Direction 1
Output the passage of the transient current thread that opens with the words containing "Homework Equations" and closes with "should i start?", copied word for word.
Direction 2
Pick up the transient current thread after its last sentence and continue it.

Find the transient current in this circuit

[Helly123]

Homework Statement

Homework Equations

The Attempt at a Solution

I often do circuit. But still there is always stuff i don't get..

I was asked to find
1) I1 I2 I3 immidiately after S closed
2) I1 I2 I3 after sufficient of time
3) I1 I2 I3 immidiately after S opened

Just give me clue please? Where should i start?
I find the current I1 is 1 mA because V/R = 6V/6kohm is 1 mA
Is I3 is 0 mA?

 

[kuruman]

You start by realizing that (a) as soon as the switch is closed, the capacitor acts as if it were a short (straight wire); (b) after sufficient time, the capacitor acts as an open circuit (cut wire); (c) immediately after the switch is opened again, the capacitor acts as a battery of voltage equal to the voltage it had before the switch is opened. Draw 3 separate circuits and analyze them.

 

[Helly123]

You start by realizing that (a) as soon as the switch is closed, the capacitor acts as if it were a short (straight wire); (b) after sufficient time, the capacitor acts as an open circuit (cut wire); (c) immediately after the switch is opened again, the capacitor acts as a battery of voltage equal to the voltage it had before the switch is opened. Draw 3 separate circuits and analyze them.

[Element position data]
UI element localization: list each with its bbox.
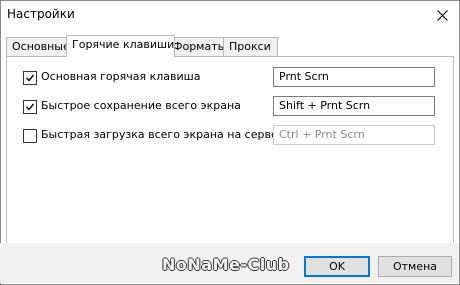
cancel-button[interactable]: Отмена (378, 256, 452, 277)
save-screen-label: Быстрое сохранение всего экрана (41, 99, 241, 112)
upload-screen-input: Ctrl + Prnt Scrn (273, 125, 435, 145)
title-bar: Настройки (1, 1, 459, 29)
ok-button[interactable]: OK (304, 256, 370, 277)
tab-label: Форматы (173, 40, 227, 53)
main-hotkey-checkbox[interactable] (23, 71, 37, 85)
tab-label: Основные (12, 40, 70, 53)
save-screen-input[interactable]: Shift + Prnt Scrn (273, 96, 435, 116)
tab-formats[interactable]: Форматы (167, 37, 231, 56)
watermark-text: NoNaMe-Club (162, 255, 290, 274)
tab-label: Горячие клавиши (72, 38, 175, 51)
window-title: Настройки (7, 7, 75, 21)
close-icon (436, 9, 448, 21)
save-screen-checkbox[interactable] (23, 100, 37, 114)
tab-hotkeys[interactable]: Горячие клавиши (66, 35, 175, 57)
upload-screen-label: Быстрая загрузка всего экрана на сервер (41, 128, 285, 141)
hotkeys-panel: Основная горячая клавиша Prnt Scrn Быстр… (6, 56, 454, 244)
close-button[interactable] (425, 1, 459, 29)
checkmark-icon (26, 74, 35, 82)
tab-general[interactable]: Основные (6, 37, 74, 56)
main-hotkey-input[interactable]: Prnt Scrn (273, 67, 435, 87)
checkmark-icon (26, 103, 35, 111)
tab-proxy[interactable]: Прокси (223, 37, 278, 56)
main-hotkey-label: Основная горячая клавиша (41, 70, 201, 83)
tab-label: Прокси (229, 40, 271, 53)
upload-screen-checkbox[interactable] (23, 129, 37, 143)
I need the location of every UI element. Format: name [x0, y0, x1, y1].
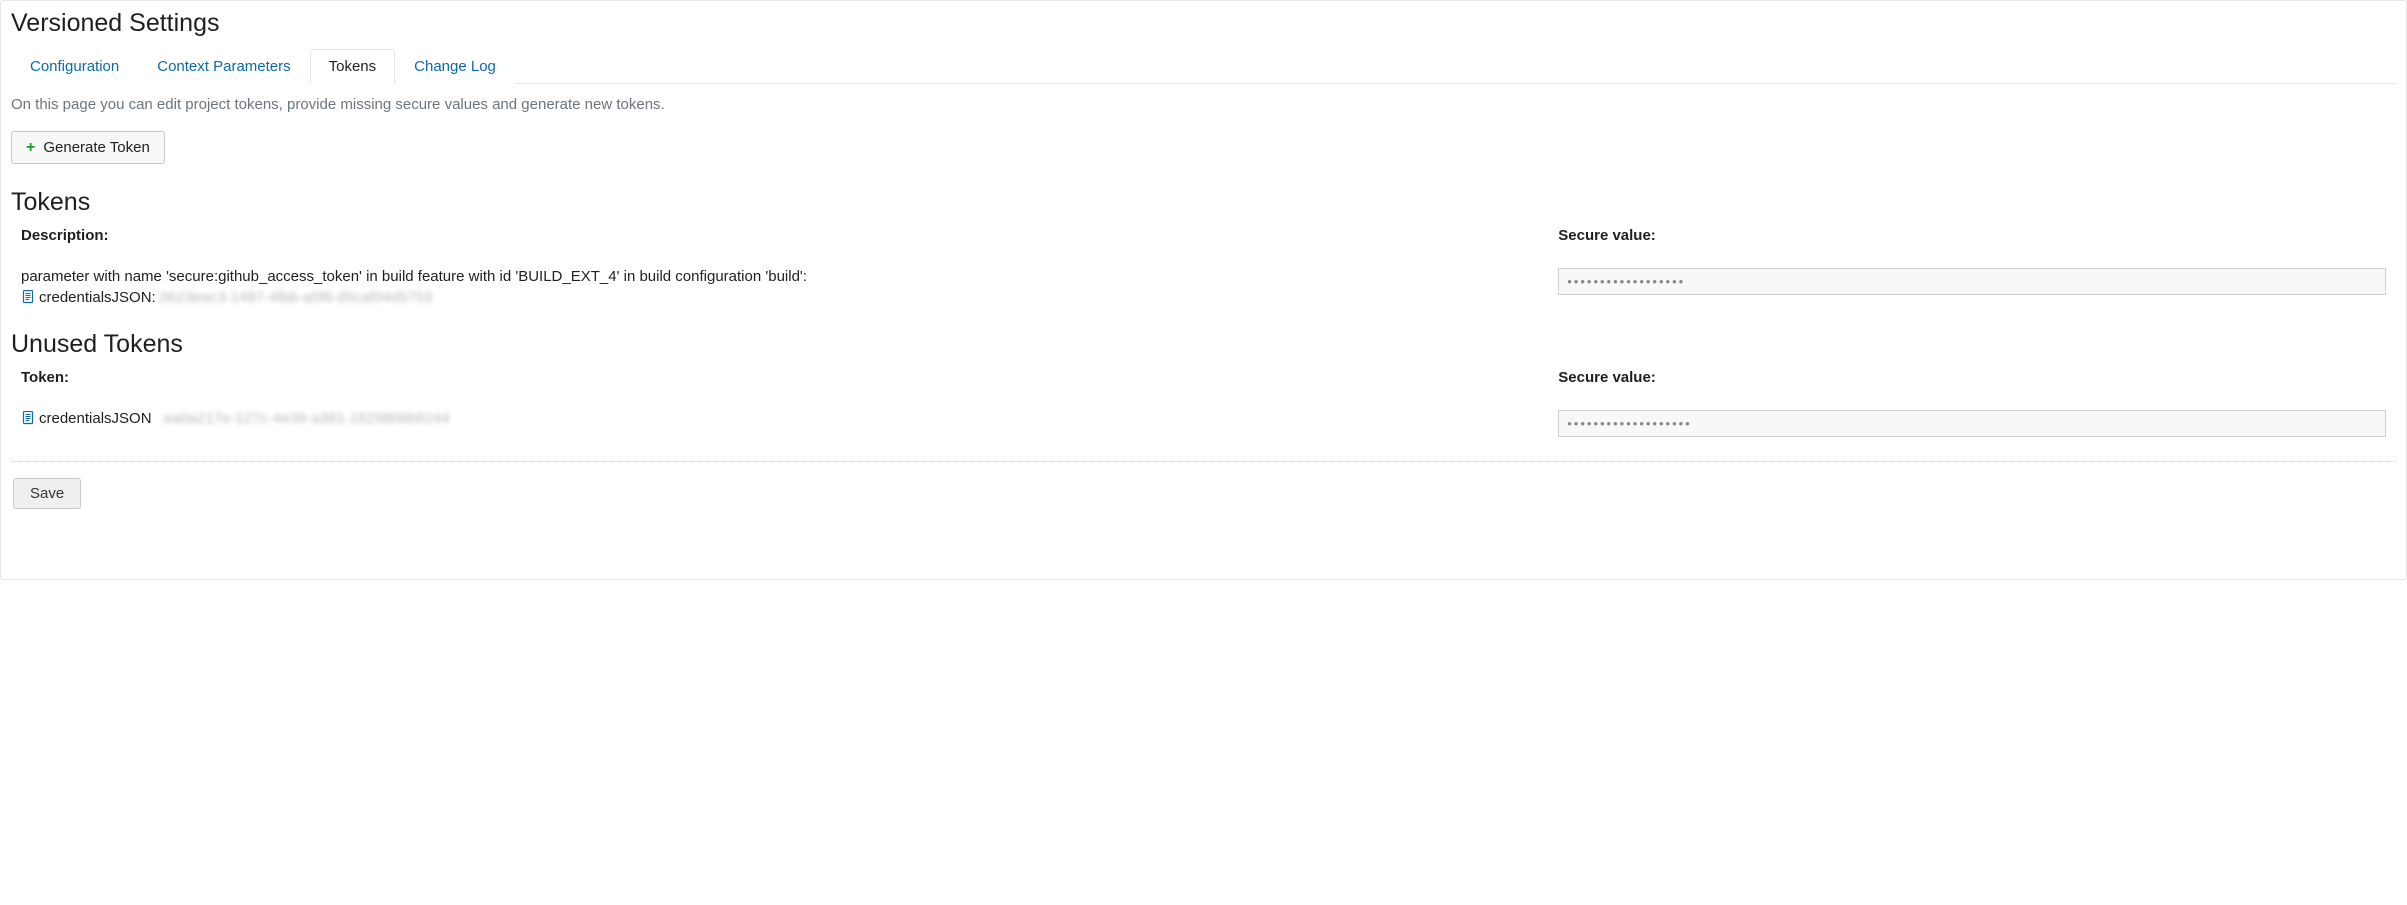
- unused-header-secure: Secure value:: [1558, 369, 2386, 386]
- generate-token-button[interactable]: + Generate Token: [11, 131, 165, 164]
- tab-tokens[interactable]: Tokens: [310, 49, 396, 84]
- unused-token-cred-label: credentialsJSON: [39, 410, 152, 427]
- divider: [11, 461, 2396, 462]
- tab-change-log[interactable]: Change Log: [395, 49, 515, 84]
- plus-icon: +: [26, 140, 35, 156]
- copy-icon[interactable]: [21, 411, 35, 427]
- page-title: Versioned Settings: [11, 9, 2396, 38]
- token-credential-row: credentialsJSON: 0623eac3-1487-4fbb-a5f6…: [21, 289, 1558, 306]
- tokens-header-description: Description:: [21, 227, 1558, 244]
- unused-token-row: credentialsJSON ea0a217e-127c-4e39-a381-…: [11, 410, 2396, 437]
- versioned-settings-panel: Versioned Settings Configuration Context…: [0, 0, 2407, 580]
- save-button[interactable]: Save: [13, 478, 81, 509]
- unused-tokens-section-title: Unused Tokens: [11, 330, 2396, 359]
- copy-icon[interactable]: [21, 290, 35, 306]
- tabs-bar: Configuration Context Parameters Tokens …: [11, 48, 2396, 84]
- token-description: parameter with name 'secure:github_acces…: [21, 268, 1558, 285]
- tab-context-parameters[interactable]: Context Parameters: [138, 49, 309, 84]
- unused-token-secure-value-input[interactable]: [1558, 410, 2386, 437]
- page-intro: On this page you can edit project tokens…: [11, 96, 2396, 113]
- tokens-section-title: Tokens: [11, 188, 2396, 217]
- tokens-headers: Description: Secure value:: [11, 227, 2396, 260]
- unused-token-cred-hash: ea0a217e-127c-4e39-a381-1629806b6244: [164, 410, 450, 427]
- token-cred-label: credentialsJSON:: [39, 289, 156, 306]
- unused-token-credential-row: credentialsJSON ea0a217e-127c-4e39-a381-…: [21, 410, 1558, 427]
- tokens-header-secure: Secure value:: [1558, 227, 2386, 244]
- unused-header-token: Token:: [21, 369, 1558, 386]
- unused-headers: Token: Secure value:: [11, 369, 2396, 402]
- tab-configuration[interactable]: Configuration: [11, 49, 138, 84]
- token-cred-hash: 0623eac3-1487-4fbb-a5f6-d5caf04d5753: [160, 289, 433, 306]
- token-secure-value-input[interactable]: [1558, 268, 2386, 295]
- token-row: parameter with name 'secure:github_acces…: [11, 268, 2396, 306]
- generate-token-label: Generate Token: [43, 139, 149, 156]
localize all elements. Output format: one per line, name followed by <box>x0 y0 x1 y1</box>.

Expected answer 1
Homework Equations

The Attempt at a Solution

I often do circuit. But still there is always stuff i don't get..

I was asked to find
1) I1 I2 I3 immidiately after S closed
2) I1 I2 I3 after sufficient of time
3) I1 I2 I3 immidiately after S opened

Just give me clue please? Where should i start?

Expected answer 2
What kind of theories i should look up? Is there websites you suggest pls?

 

[kuruman]

There are no theories other than those you must have already seen. What I wrote in #2 is described by the following two equations
1. Charging capacitor
$$V(t)=V_{\infty}\left( 1-e^{-t/\tau} \right)$$Here $V_{\infty}$ is the voltage across the capacitor after sufficiently long time has elapsed and $\tau$ is the time constant. It is assumed that at t = 0 some kind of switch is moved to get the capacitor to start charging.
2. Discharging capacitor
$$V(t)=V_0e^{-t/\tau}$$ Here $V_0$ is the initial voltage at time t = 0. It is assumed that at t = 0 some kind of switch is moved to get the capacitor to start to discharge.

As always, the charge on the capacitor is related to the voltage across its plates by $Q=CV$. To see where (a) comes from in post #2 start with an uncharged capacitor connected to a battery and a resistor through an open switch. At time t = 0, the switch is closed. At that instant the voltage across the capacitor is zero because $Q=0$ and $V=Q/C$. The equation for the charging capacitor reflects that because $V_{\infty}(1-e^0)=0$ Well, the voltage is also zero across any straight segment of wire in the circuit. Hence statement (a) in post #2. It will be instructive to you to see how statements (b) and (c) in #2 follow from the equations.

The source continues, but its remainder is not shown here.